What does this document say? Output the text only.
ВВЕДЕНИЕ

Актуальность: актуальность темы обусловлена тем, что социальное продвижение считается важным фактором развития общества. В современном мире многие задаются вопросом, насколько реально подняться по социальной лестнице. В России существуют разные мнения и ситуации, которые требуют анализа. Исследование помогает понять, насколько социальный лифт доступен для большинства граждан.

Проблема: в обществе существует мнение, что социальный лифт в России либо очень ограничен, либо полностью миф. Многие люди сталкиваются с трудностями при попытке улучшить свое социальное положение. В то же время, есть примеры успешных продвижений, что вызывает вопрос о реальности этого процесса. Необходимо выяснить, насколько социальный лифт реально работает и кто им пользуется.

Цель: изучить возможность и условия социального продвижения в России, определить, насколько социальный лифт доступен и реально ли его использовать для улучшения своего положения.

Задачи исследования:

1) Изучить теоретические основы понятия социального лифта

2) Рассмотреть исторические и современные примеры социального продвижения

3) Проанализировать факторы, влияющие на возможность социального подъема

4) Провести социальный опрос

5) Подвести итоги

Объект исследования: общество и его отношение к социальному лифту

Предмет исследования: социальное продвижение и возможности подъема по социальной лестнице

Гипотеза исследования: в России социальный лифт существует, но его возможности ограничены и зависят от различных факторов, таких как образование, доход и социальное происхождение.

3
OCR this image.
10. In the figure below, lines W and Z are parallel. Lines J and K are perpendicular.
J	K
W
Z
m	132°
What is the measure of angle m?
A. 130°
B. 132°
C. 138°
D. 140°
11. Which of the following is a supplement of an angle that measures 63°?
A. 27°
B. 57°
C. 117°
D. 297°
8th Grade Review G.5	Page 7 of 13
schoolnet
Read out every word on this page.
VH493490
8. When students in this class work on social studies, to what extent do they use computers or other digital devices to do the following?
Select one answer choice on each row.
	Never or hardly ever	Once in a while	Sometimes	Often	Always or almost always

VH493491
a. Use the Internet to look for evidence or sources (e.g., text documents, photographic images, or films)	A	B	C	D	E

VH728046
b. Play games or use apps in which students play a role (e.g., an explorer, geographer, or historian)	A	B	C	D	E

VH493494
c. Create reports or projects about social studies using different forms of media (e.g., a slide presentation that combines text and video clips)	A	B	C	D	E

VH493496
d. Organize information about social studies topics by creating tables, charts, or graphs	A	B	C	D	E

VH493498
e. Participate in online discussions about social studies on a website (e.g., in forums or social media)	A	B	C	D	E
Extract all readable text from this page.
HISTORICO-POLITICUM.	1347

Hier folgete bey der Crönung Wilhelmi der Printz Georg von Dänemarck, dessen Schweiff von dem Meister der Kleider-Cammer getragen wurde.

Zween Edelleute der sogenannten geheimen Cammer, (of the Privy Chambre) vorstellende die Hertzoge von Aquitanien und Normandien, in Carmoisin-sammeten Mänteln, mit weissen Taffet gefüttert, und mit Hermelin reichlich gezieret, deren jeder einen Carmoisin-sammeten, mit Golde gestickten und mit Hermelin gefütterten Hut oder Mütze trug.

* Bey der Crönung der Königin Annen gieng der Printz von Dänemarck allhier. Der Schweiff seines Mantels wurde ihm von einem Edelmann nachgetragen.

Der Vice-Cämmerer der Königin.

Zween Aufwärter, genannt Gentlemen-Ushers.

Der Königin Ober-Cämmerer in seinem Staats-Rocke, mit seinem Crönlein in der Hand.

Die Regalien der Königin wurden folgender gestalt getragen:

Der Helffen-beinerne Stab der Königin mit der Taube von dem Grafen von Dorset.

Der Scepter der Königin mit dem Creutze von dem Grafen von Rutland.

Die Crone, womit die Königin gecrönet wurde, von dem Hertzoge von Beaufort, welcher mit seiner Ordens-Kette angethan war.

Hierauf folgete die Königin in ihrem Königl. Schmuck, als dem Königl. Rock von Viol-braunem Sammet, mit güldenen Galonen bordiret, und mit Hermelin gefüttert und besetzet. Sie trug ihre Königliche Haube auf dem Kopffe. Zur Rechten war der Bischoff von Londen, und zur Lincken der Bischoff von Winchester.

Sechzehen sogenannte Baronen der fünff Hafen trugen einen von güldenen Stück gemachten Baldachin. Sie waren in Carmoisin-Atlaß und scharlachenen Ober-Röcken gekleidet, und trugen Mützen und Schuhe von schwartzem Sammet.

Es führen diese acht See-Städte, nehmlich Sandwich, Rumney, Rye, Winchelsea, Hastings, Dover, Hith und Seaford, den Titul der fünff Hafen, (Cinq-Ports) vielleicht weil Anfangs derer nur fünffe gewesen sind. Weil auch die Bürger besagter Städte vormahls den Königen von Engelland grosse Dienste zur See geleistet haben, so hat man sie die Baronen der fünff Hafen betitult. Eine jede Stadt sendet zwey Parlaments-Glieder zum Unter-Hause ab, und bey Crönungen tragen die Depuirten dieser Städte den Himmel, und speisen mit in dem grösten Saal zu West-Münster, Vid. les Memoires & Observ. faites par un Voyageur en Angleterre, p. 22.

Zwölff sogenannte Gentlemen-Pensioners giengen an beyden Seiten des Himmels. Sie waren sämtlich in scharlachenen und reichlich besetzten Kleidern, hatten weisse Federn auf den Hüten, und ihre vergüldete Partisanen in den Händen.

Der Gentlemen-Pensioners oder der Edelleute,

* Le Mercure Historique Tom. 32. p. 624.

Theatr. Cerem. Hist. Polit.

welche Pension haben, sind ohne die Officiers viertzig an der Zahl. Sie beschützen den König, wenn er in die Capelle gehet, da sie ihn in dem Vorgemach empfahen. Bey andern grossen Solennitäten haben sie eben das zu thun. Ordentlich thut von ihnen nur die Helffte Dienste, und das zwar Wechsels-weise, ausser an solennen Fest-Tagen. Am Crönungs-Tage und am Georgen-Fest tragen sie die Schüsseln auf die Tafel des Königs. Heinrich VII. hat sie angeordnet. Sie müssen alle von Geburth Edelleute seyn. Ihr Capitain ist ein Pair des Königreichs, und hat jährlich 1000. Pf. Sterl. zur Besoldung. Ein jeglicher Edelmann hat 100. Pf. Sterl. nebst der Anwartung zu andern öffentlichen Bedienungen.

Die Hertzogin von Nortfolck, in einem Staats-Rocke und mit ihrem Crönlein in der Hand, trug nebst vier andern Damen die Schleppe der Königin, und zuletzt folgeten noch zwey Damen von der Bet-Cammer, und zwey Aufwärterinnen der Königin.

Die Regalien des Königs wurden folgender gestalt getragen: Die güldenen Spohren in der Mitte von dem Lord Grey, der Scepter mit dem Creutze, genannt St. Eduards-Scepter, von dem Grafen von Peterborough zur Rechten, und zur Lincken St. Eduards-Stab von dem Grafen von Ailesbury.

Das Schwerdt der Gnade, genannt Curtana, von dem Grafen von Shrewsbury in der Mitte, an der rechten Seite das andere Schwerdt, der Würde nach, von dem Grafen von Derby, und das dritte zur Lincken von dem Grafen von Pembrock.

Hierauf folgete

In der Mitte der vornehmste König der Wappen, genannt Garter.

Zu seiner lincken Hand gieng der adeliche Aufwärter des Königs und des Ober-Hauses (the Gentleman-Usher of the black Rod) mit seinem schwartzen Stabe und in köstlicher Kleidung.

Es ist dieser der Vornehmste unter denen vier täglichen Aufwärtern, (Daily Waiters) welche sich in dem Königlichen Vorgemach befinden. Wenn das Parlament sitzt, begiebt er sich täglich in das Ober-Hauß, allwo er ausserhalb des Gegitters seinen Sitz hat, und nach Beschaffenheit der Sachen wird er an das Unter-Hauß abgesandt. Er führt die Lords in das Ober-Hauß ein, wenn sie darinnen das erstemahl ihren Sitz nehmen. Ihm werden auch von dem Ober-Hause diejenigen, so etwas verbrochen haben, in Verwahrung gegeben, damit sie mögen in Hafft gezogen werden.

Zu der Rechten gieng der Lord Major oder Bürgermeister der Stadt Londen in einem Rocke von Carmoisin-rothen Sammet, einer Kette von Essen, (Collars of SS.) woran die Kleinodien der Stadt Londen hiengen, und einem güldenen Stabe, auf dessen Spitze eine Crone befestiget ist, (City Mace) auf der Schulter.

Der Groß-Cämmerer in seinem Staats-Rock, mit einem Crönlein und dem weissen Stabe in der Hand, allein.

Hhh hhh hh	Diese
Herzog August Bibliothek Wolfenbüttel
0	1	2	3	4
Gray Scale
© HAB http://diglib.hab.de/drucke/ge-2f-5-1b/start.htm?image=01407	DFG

*****

_PROBLEM DESCRIPTION:_ Of the lines above, how many include the word "Scepter"? Reply with the number only.

_TASK ANSWER:_ 2